+++ MATERIAL FOR THE TASK

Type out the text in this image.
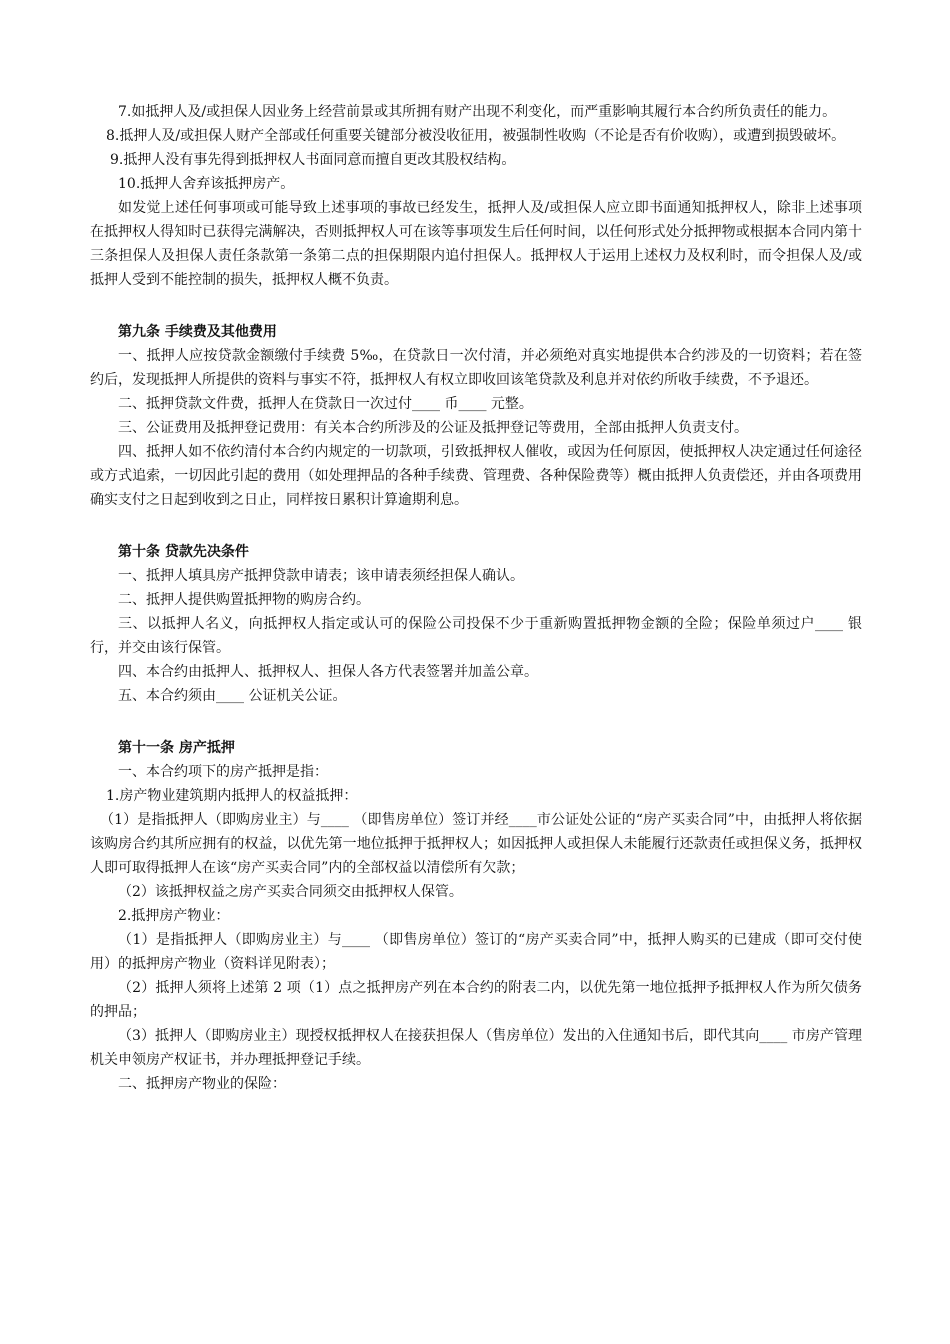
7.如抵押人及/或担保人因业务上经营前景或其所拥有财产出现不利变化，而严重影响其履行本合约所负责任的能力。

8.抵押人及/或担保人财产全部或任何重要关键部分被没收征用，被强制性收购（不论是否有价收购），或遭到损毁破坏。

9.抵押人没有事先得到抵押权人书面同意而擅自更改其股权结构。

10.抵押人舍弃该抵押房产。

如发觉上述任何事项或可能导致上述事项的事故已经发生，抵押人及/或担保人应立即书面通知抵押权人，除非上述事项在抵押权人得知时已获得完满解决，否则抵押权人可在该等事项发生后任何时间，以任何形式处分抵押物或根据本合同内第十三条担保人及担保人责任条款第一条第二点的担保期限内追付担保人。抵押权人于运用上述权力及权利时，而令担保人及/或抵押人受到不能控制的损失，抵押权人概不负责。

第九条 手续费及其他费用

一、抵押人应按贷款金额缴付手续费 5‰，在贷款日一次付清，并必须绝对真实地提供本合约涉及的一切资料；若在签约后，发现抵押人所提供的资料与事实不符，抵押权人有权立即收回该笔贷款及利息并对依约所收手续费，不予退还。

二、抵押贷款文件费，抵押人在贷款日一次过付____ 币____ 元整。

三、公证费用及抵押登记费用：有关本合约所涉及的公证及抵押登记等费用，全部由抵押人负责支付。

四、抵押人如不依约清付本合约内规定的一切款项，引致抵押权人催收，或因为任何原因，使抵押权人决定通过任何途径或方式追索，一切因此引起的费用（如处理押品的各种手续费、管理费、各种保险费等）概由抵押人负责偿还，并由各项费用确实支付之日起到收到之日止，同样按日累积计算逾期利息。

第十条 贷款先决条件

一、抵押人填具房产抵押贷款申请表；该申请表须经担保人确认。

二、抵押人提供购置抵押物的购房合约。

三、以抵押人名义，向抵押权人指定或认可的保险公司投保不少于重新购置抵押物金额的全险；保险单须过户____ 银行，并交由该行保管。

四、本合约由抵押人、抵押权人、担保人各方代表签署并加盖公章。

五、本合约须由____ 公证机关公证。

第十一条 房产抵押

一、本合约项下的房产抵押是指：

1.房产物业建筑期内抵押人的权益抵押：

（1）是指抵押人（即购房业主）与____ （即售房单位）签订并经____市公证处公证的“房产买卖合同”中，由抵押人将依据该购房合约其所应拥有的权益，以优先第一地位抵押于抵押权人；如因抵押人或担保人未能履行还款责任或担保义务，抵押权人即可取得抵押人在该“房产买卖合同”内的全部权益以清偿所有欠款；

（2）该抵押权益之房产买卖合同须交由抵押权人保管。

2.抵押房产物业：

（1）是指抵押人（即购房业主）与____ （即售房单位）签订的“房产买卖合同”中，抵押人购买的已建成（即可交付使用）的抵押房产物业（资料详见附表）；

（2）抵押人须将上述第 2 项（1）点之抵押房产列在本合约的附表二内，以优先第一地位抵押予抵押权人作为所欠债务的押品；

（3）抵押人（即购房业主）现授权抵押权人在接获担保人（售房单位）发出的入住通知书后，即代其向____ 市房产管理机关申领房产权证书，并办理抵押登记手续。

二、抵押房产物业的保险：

++++++

• [EXERCISE]
From the data above, gather every line that includes the word "即售房单位".

• [SOLVED EXERCISE]
（1）是指抵押人（即购房业主）与____ （即售房单位）签订并经____市公证处公证的“房产买卖合同”中，由抵押人将依据该购房合约其所应拥有的权益，以优先第一地位抵押于抵押权人；如因抵押人或担保人未能履行还款责任或担保义务，抵押权人即可取得抵押人在该“房产买卖合同”内的全部权益以清偿所有欠款；
（1）是指抵押人（即购房业主）与____ （即售房单位）签订的“房产买卖合同”中，抵押人购买的已建成（即可交付使用）的抵押房产物业（资料详见附表）；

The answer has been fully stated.